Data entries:
# # # # # # #
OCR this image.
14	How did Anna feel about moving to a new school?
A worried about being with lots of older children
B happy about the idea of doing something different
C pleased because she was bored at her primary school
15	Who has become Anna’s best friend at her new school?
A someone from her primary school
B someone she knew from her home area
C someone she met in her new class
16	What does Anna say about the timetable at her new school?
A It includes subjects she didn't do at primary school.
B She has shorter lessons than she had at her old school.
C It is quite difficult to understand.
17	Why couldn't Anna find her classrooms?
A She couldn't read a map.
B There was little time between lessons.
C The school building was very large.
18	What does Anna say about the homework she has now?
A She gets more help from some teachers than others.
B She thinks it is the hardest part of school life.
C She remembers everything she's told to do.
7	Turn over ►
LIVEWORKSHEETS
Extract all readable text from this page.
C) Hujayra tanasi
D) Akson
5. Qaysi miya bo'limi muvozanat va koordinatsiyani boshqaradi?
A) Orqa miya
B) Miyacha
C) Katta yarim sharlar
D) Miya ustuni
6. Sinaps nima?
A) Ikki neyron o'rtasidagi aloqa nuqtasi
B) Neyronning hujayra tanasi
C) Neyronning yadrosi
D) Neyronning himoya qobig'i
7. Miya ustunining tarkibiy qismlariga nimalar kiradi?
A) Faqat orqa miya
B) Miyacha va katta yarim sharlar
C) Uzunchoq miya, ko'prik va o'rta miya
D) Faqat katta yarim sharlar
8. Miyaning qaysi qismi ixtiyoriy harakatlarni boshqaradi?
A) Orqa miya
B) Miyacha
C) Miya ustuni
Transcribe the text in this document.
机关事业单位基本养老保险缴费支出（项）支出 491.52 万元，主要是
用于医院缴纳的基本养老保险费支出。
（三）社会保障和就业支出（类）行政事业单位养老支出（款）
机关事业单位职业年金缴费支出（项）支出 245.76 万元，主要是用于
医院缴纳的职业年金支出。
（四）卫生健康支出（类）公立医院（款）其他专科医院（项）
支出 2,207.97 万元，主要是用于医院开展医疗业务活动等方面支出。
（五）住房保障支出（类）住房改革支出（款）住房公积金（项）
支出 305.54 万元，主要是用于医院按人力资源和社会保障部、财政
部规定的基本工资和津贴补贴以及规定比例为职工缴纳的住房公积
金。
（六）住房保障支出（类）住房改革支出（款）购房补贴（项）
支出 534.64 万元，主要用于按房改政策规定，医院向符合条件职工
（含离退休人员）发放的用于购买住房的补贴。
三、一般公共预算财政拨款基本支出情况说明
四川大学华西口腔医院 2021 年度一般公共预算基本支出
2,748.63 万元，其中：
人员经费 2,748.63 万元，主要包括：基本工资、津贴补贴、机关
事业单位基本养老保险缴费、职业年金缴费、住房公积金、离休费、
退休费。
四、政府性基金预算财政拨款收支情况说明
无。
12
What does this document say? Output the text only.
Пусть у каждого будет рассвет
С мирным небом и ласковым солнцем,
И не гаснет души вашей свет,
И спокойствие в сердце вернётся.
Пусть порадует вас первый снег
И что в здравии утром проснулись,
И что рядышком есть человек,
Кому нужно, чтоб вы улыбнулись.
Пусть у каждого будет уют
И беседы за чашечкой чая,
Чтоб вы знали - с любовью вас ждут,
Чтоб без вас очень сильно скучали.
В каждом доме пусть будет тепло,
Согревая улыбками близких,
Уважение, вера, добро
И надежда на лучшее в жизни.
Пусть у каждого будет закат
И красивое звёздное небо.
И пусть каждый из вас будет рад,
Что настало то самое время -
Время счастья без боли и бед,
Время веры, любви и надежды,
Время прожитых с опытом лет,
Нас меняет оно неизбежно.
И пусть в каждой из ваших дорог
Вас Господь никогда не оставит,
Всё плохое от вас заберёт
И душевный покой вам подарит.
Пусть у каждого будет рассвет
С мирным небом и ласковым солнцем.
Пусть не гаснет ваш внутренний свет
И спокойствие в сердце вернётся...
# # # # # # #
**Objective**
Find every line in the records above that contains the word "document", and copy each one.

**Task solution**
Transcribe the text in this document.
What does this document say? Output the text only.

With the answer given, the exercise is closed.